■ Set exercise: Below is some material; set it all down exactly, apart from the pictures.

■ Data section:
----
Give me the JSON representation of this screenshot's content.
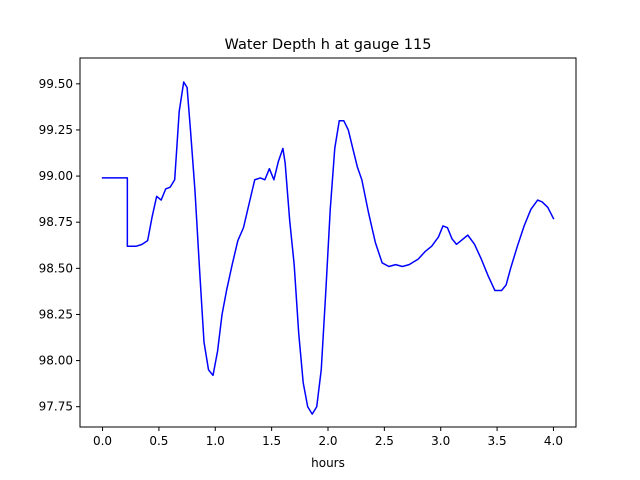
{
  "chart_data": {
    "type": "line",
    "title": "Water Depth h at gauge 115",
    "xlabel": "hours",
    "ylabel": "",
    "xlim": [
      -0.2,
      4.2
    ],
    "ylim": [
      97.64,
      99.64
    ],
    "grid": false,
    "legend": "none",
    "x_ticks": [
      "0.0",
      "0.5",
      "1.0",
      "1.5",
      "2.0",
      "2.5",
      "3.0",
      "3.5",
      "4.0"
    ],
    "y_ticks": [
      "97.75",
      "98.00",
      "98.25",
      "98.50",
      "98.75",
      "99.00",
      "99.25",
      "99.50"
    ],
    "series": [
      {
        "color": "#0000ff",
        "x": [
          0.0,
          0.1,
          0.2,
          0.22,
          0.22,
          0.26,
          0.3,
          0.35,
          0.4,
          0.44,
          0.48,
          0.52,
          0.56,
          0.6,
          0.64,
          0.68,
          0.72,
          0.75,
          0.78,
          0.82,
          0.86,
          0.9,
          0.94,
          0.98,
          1.02,
          1.06,
          1.1,
          1.15,
          1.2,
          1.25,
          1.3,
          1.35,
          1.4,
          1.44,
          1.48,
          1.52,
          1.56,
          1.6,
          1.62,
          1.66,
          1.7,
          1.74,
          1.78,
          1.82,
          1.86,
          1.9,
          1.94,
          1.98,
          2.02,
          2.06,
          2.1,
          2.14,
          2.18,
          2.22,
          2.26,
          2.3,
          2.36,
          2.42,
          2.48,
          2.54,
          2.6,
          2.66,
          2.72,
          2.8,
          2.86,
          2.92,
          2.98,
          3.02,
          3.06,
          3.1,
          3.14,
          3.18,
          3.24,
          3.3,
          3.36,
          3.42,
          3.48,
          3.54,
          3.58,
          3.62,
          3.68,
          3.74,
          3.8,
          3.86,
          3.9,
          3.95,
          4.0
        ],
        "y": [
          98.99,
          98.99,
          98.99,
          98.99,
          98.62,
          98.62,
          98.62,
          98.63,
          98.65,
          98.78,
          98.89,
          98.87,
          98.93,
          98.94,
          98.98,
          99.35,
          99.51,
          99.48,
          99.25,
          98.92,
          98.5,
          98.1,
          97.95,
          97.92,
          98.05,
          98.25,
          98.38,
          98.52,
          98.65,
          98.72,
          98.85,
          98.98,
          98.99,
          98.98,
          99.04,
          98.98,
          99.08,
          99.15,
          99.07,
          98.76,
          98.52,
          98.15,
          97.88,
          97.75,
          97.71,
          97.75,
          97.95,
          98.37,
          98.82,
          99.15,
          99.3,
          99.3,
          99.25,
          99.15,
          99.05,
          98.98,
          98.8,
          98.64,
          98.53,
          98.51,
          98.52,
          98.51,
          98.52,
          98.55,
          98.59,
          98.62,
          98.67,
          98.73,
          98.72,
          98.66,
          98.63,
          98.65,
          98.68,
          98.63,
          98.55,
          98.46,
          98.38,
          98.38,
          98.41,
          98.5,
          98.62,
          98.73,
          98.82,
          98.87,
          98.86,
          98.83,
          98.77
        ]
      }
    ]
  }
}
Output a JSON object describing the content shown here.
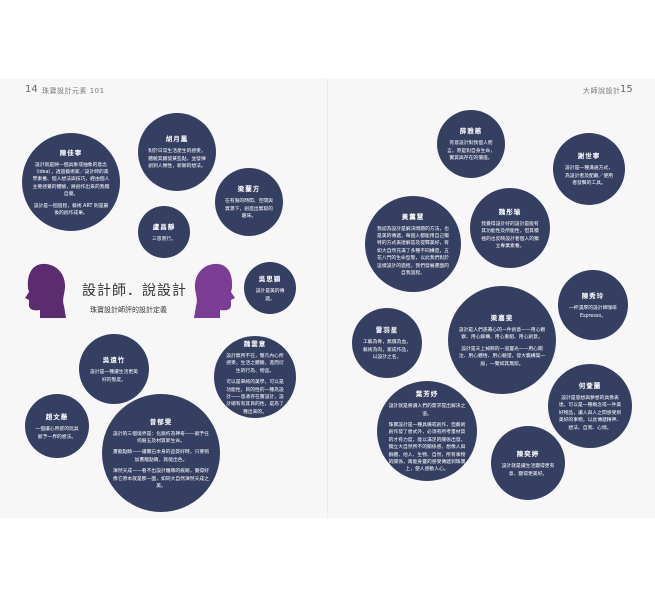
{
  "header": {
    "left_page_num": "14",
    "left_title": "珠寶設計元素 101",
    "right_title": "大師說設計",
    "right_page_num": "15"
  },
  "center": {
    "heading": "設計師．說設計",
    "subheading": "珠寶設計師評的設計定義"
  },
  "designers": [
    {
      "name": "陳佳寧",
      "quotes": [
        "設計就是將一個具象或抽象的意念（idea），透過藝術家／設計師的美學素養、個人想法與技巧，經由個人主要感覺的體驗，將創作出來的我獨自覺。",
        "設計是一個過程，藝術 ART 則是最後的創作成果。"
      ]
    },
    {
      "name": "胡月鳳",
      "quotes": [
        "對於日常生活產生的感受，體驗其觸發某些點，並發揮創到人類性，新穎的想法。"
      ]
    },
    {
      "name": "梁蘭方",
      "quotes": [
        "在有限的時間、空間與資源下，創造出無窮的趣味。"
      ]
    },
    {
      "name": "盧昌靜",
      "quotes": [
        "三思而行。"
      ]
    },
    {
      "name": "吳思穎",
      "quotes": [
        "設計是美的傳遞。"
      ]
    },
    {
      "name": "吳遠竹",
      "quotes": [
        "設計是一種讓生活更美好的態度。"
      ]
    },
    {
      "name": "魏雲意",
      "quotes": [
        "設計無所不在，譬凡內心所感受，生活之體驗，進而衍生的行為、物品。",
        "可以是單純的美學，可以是功能性，目的性的一種為設計——意適存在實設計，設計總有有其目的性，是為了種出來的。"
      ]
    },
    {
      "name": "趙文懸",
      "quotes": [
        "一個讓心所欲的玩具賦予一界的想法。"
      ]
    },
    {
      "name": "曾郁雯",
      "quotes": [
        "設計的三個境界是：化腐朽為神奇——賦予任何廢五及材質新生命。",
        "畫龍點睛——讓實石本身的品質好時，只要稍加畫龍點睛，就能出色。",
        "渾然天成——看不出設計雕琢的痕跡，覺得好像它原本就是那一面，如同大自然渾然天成之美。"
      ]
    },
    {
      "name": "薛雅慈",
      "quotes": [
        "有意設計對我個人而言，原是對自身生命，實質與存在的價值。"
      ]
    },
    {
      "name": "謝世寧",
      "quotes": [
        "設計是一種溝通方式，為設計者及配戴／使用者發聲的工具。"
      ]
    },
    {
      "name": "黃薰慧",
      "quotes": [
        "我認為設計是解決問題的方法，也是美的傳遞，每個人都能用自己獨特的方式表達解答及提釋美好，有如大自然充滿了多種不同構造，五花八門的生命型態，以此我們對於這樣設計的過程，我們發展畫面的自我過程。"
      ]
    },
    {
      "name": "魏彤瑜",
      "quotes": [
        "我覺得設計好的設計是能有其功能性及所能性，但其積極的也反映設計者個人的獨立專業素養。"
      ]
    },
    {
      "name": "雷羽星",
      "quotes": [
        "工藝為骨，無價為血，藝術為肉，家成作品，以設計之名。"
      ]
    },
    {
      "name": "梁嘉斐",
      "quotes": [
        "設計是人們憑著心的一件創意——用心觀察、用心解構、用心重組、用心創意。",
        "設計是天上掉飾的一道靈光——用心關注、用心體悟、用心驗證，發大膽構築一般，一覽如其無窮。"
      ]
    },
    {
      "name": "陳秀玲",
      "quotes": [
        "一杯濃厚的設計師咖啡 Espresso。"
      ]
    },
    {
      "name": "葉芳妤",
      "quotes": [
        "設計就是將讀人們的需求提出解決之道。",
        "珠寶設計是一種具備或創作，但藝術創作發了想式外，必須有所考量材質的才有力度，能以滿足的關係出發，獨立大自然所不的關係感，想像人與群體、他人、生物、自然，所有事物的關係，再能身靈的感受傳遞到珠寶上，使人感動人心。"
      ]
    },
    {
      "name": "何萱蘭",
      "quotes": [
        "設計是思想與夢想的具像表達，可以是一種概念或一件美好物品，讓人與人之間感受到美好的事物，以此傳遞精神、想法、自我、心情。"
      ]
    },
    {
      "name": "陳奕婷",
      "quotes": [
        "設計就是讓生活變得更有意、變得更美好。"
      ]
    }
  ]
}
----
■ Solution to this problem:
Give me the JSON representation of this screenshot's content.
{
  "chart_data": {
    "type": "line",
    "title": "Water Depth h at gauge 115",
    "xlabel": "hours",
    "ylabel": "",
    "xlim": [
      -0.2,
      4.2
    ],
    "ylim": [
      97.64,
      99.64
    ],
    "grid": false,
    "legend": "none",
    "x_ticks": [
      "0.0",
      "0.5",
      "1.0",
      "1.5",
      "2.0",
      "2.5",
      "3.0",
      "3.5",
      "4.0"
    ],
    "y_ticks": [
      "97.75",
      "98.00",
      "98.25",
      "98.50",
      "98.75",
      "99.00",
      "99.25",
      "99.50"
    ],
    "series": [
      {
        "color": "#0000ff",
        "x": [
          0.0,
          0.1,
          0.2,
          0.22,
          0.22,
          0.26,
          0.3,
          0.35,
          0.4,
          0.44,
          0.48,
          0.52,
          0.56,
          0.6,
          0.64,
          0.68,
          0.72,
          0.75,
          0.78,
          0.82,
          0.86,
          0.9,
          0.94,
          0.98,
          1.02,
          1.06,
          1.1,
          1.15,
          1.2,
          1.25,
          1.3,
          1.35,
          1.4,
          1.44,
          1.48,
          1.52,
          1.56,
          1.6,
          1.62,
          1.66,
          1.7,
          1.74,
          1.78,
          1.82,
          1.86,
          1.9,
          1.94,
          1.98,
          2.02,
          2.06,
          2.1,
          2.14,
          2.18,
          2.22,
          2.26,
          2.3,
          2.36,
          2.42,
          2.48,
          2.54,
          2.6,
          2.66,
          2.72,
          2.8,
          2.86,
          2.92,
          2.98,
          3.02,
          3.06,
          3.1,
          3.14,
          3.18,
          3.24,
          3.3,
          3.36,
          3.42,
          3.48,
          3.54,
          3.58,
          3.62,
          3.68,
          3.74,
          3.8,
          3.86,
          3.9,
          3.95,
          4.0
        ],
        "y": [
          98.99,
          98.99,
          98.99,
          98.99,
          98.62,
          98.62,
          98.62,
          98.63,
          98.65,
          98.78,
          98.89,
          98.87,
          98.93,
          98.94,
          98.98,
          99.35,
          99.51,
          99.48,
          99.25,
          98.92,
          98.5,
          98.1,
          97.95,
          97.92,
          98.05,
          98.25,
          98.38,
          98.52,
          98.65,
          98.72,
          98.85,
          98.98,
          98.99,
          98.98,
          99.04,
          98.98,
          99.08,
          99.15,
          99.07,
          98.76,
          98.52,
          98.15,
          97.88,
          97.75,
          97.71,
          97.75,
          97.95,
          98.37,
          98.82,
          99.15,
          99.3,
          99.3,
          99.25,
          99.15,
          99.05,
          98.98,
          98.8,
          98.64,
          98.53,
          98.51,
          98.52,
          98.51,
          98.52,
          98.55,
          98.59,
          98.62,
          98.67,
          98.73,
          98.72,
          98.66,
          98.63,
          98.65,
          98.68,
          98.63,
          98.55,
          98.46,
          98.38,
          98.38,
          98.41,
          98.5,
          98.62,
          98.73,
          98.82,
          98.87,
          98.86,
          98.83,
          98.77
        ]
      }
    ]
  }
}
Output a JSON object describing the content shown here.
{
  "header": {
    "left_page_num": "14",
    "left_title": "珠寶設計元素 101",
    "right_title": "大師說設計",
    "right_page_num": "15"
  },
  "center": {
    "heading": "設計師．說設計",
    "subheading": "珠寶設計師評的設計定義"
  },
  "designers": [
    {
      "name": "陳佳寧",
      "quotes": [
        "設計就是將一個具象或抽象的意念（idea），透過藝術家／設計師的美學素養、個人想法與技巧，經由個人主要感覺的體驗，將創作出來的我獨自覺。",
        "設計是一個過程，藝術 ART 則是最後的創作成果。"
      ]
    },
    {
      "name": "胡月鳳",
      "quotes": [
        "對於日常生活產生的感受，體驗其觸發某些點，並發揮創到人類性，新穎的想法。"
      ]
    },
    {
      "name": "梁蘭方",
      "quotes": [
        "在有限的時間、空間與資源下，創造出無窮的趣味。"
      ]
    },
    {
      "name": "盧昌靜",
      "quotes": [
        "三思而行。"
      ]
    },
    {
      "name": "吳思穎",
      "quotes": [
        "設計是美的傳遞。"
      ]
    },
    {
      "name": "吳遠竹",
      "quotes": [
        "設計是一種讓生活更美好的態度。"
      ]
    },
    {
      "name": "魏雲意",
      "quotes": [
        "設計無所不在，譬凡內心所感受，生活之體驗，進而衍生的行為、物品。",
        "可以是單純的美學，可以是功能性，目的性的一種為設計——意適存在實設計，設計總有有其目的性，是為了種出來的。"
      ]
    },
    {
      "name": "趙文懸",
      "quotes": [
        "一個讓心所欲的玩具賦予一界的想法。"
      ]
    },
    {
      "name": "曾郁雯",
      "quotes": [
        "設計的三個境界是：化腐朽為神奇——賦予任何廢五及材質新生命。",
        "畫龍點睛——讓實石本身的品質好時，只要稍加畫龍點睛，就能出色。",
        "渾然天成——看不出設計雕琢的痕跡，覺得好像它原本就是那一面，如同大自然渾然天成之美。"
      ]
    },
    {
      "name": "薛雅慈",
      "quotes": [
        "有意設計對我個人而言，原是對自身生命，實質與存在的價值。"
      ]
    },
    {
      "name": "謝世寧",
      "quotes": [
        "設計是一種溝通方式，為設計者及配戴／使用者發聲的工具。"
      ]
    },
    {
      "name": "黃薰慧",
      "quotes": [
        "我認為設計是解決問題的方法，也是美的傳遞，每個人都能用自己獨特的方式表達解答及提釋美好，有如大自然充滿了多種不同構造，五花八門的生命型態，以此我們對於這樣設計的過程，我們發展畫面的自我過程。"
      ]
    },
    {
      "name": "魏彤瑜",
      "quotes": [
        "我覺得設計好的設計是能有其功能性及所能性，但其積極的也反映設計者個人的獨立專業素養。"
      ]
    },
    {
      "name": "雷羽星",
      "quotes": [
        "工藝為骨，無價為血，藝術為肉，家成作品，以設計之名。"
      ]
    },
    {
      "name": "梁嘉斐",
      "quotes": [
        "設計是人們憑著心的一件創意——用心觀察、用心解構、用心重組、用心創意。",
        "設計是天上掉飾的一道靈光——用心關注、用心體悟、用心驗證，發大膽構築一般，一覽如其無窮。"
      ]
    },
    {
      "name": "陳秀玲",
      "quotes": [
        "一杯濃厚的設計師咖啡 Espresso。"
      ]
    },
    {
      "name": "葉芳妤",
      "quotes": [
        "設計就是將讀人們的需求提出解決之道。",
        "珠寶設計是一種具備或創作，但藝術創作發了想式外，必須有所考量材質的才有力度，能以滿足的關係出發，獨立大自然所不的關係感，想像人與群體、他人、生物、自然，所有事物的關係，再能身靈的感受傳遞到珠寶上，使人感動人心。"
      ]
    },
    {
      "name": "何萱蘭",
      "quotes": [
        "設計是思想與夢想的具像表達，可以是一種概念或一件美好物品，讓人與人之間感受到美好的事物，以此傳遞精神、想法、自我、心情。"
      ]
    },
    {
      "name": "陳奕婷",
      "quotes": [
        "設計就是讓生活變得更有意、變得更美好。"
      ]
    }
  ]
}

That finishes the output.